## start
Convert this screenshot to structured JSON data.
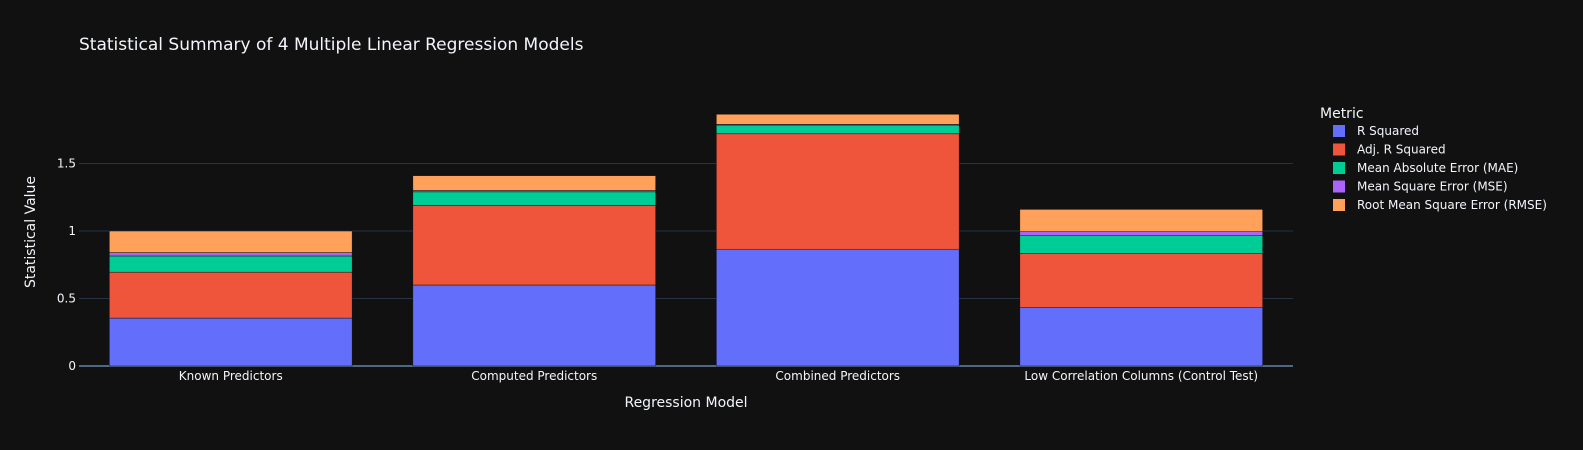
{
  "chart_data": {
    "type": "bar",
    "barmode": "stack",
    "title": "Statistical Summary of 4 Multiple Linear Regression Models",
    "xlabel": "Regression Model",
    "ylabel": "Statistical Value",
    "categories": [
      "Known Predictors",
      "Computed Predictors",
      "Combined Predictors",
      "Low Correlation Columns (Control Test)"
    ],
    "ylim": [
      0,
      2.0
    ],
    "yticks": [
      0,
      0.5,
      1,
      1.5
    ],
    "ytick_labels": [
      "0",
      "0.5",
      "1",
      "1.5"
    ],
    "grid": true,
    "legend": {
      "title": "Metric",
      "position": "right"
    },
    "series": [
      {
        "name": "R Squared",
        "color": "#636efa",
        "values": [
          0.355,
          0.6,
          0.865,
          0.435
        ]
      },
      {
        "name": "Adj. R Squared",
        "color": "#EF553B",
        "values": [
          0.34,
          0.59,
          0.855,
          0.4
        ]
      },
      {
        "name": "Mean Absolute Error (MAE)",
        "color": "#00cc96",
        "values": [
          0.12,
          0.1,
          0.065,
          0.13
        ]
      },
      {
        "name": "Mean Square Error (MSE)",
        "color": "#ab63fa",
        "values": [
          0.025,
          0.01,
          0.005,
          0.03
        ]
      },
      {
        "name": "Root Mean Square Error (RMSE)",
        "color": "#FFA15A",
        "values": [
          0.16,
          0.11,
          0.075,
          0.165
        ]
      }
    ]
  }
}
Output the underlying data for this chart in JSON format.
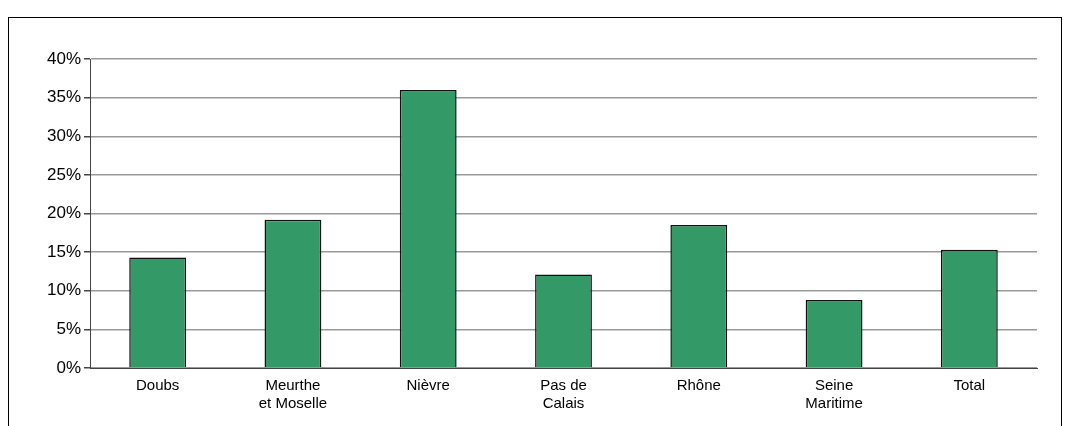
{
  "chart_data": {
    "type": "bar",
    "categories": [
      "Doubs",
      "Meurthe\net Moselle",
      "Nièvre",
      "Pas de\nCalais",
      "Rhône",
      "Seine\nMaritime",
      "Total"
    ],
    "values": [
      14.3,
      19.2,
      36.0,
      12.1,
      18.5,
      8.8,
      15.3
    ],
    "color": "#339966",
    "ylim": [
      0,
      40
    ],
    "yticks": [
      {
        "value": 0,
        "label": "0%"
      },
      {
        "value": 5,
        "label": "5%"
      },
      {
        "value": 10,
        "label": "10%"
      },
      {
        "value": 15,
        "label": "15%"
      },
      {
        "value": 20,
        "label": "20%"
      },
      {
        "value": 25,
        "label": "25%"
      },
      {
        "value": 30,
        "label": "30%"
      },
      {
        "value": 35,
        "label": "35%"
      },
      {
        "value": 40,
        "label": "40%"
      }
    ],
    "grid": "y",
    "legend": false
  }
}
## end
## Exercise directions
Collect each line of the entries that has the word "Regression", copying it in full.

## Response for this exercise
    "title": "Statistical Summary of 4 Multiple Linear Regression Models",
    "xlabel": "Regression Model",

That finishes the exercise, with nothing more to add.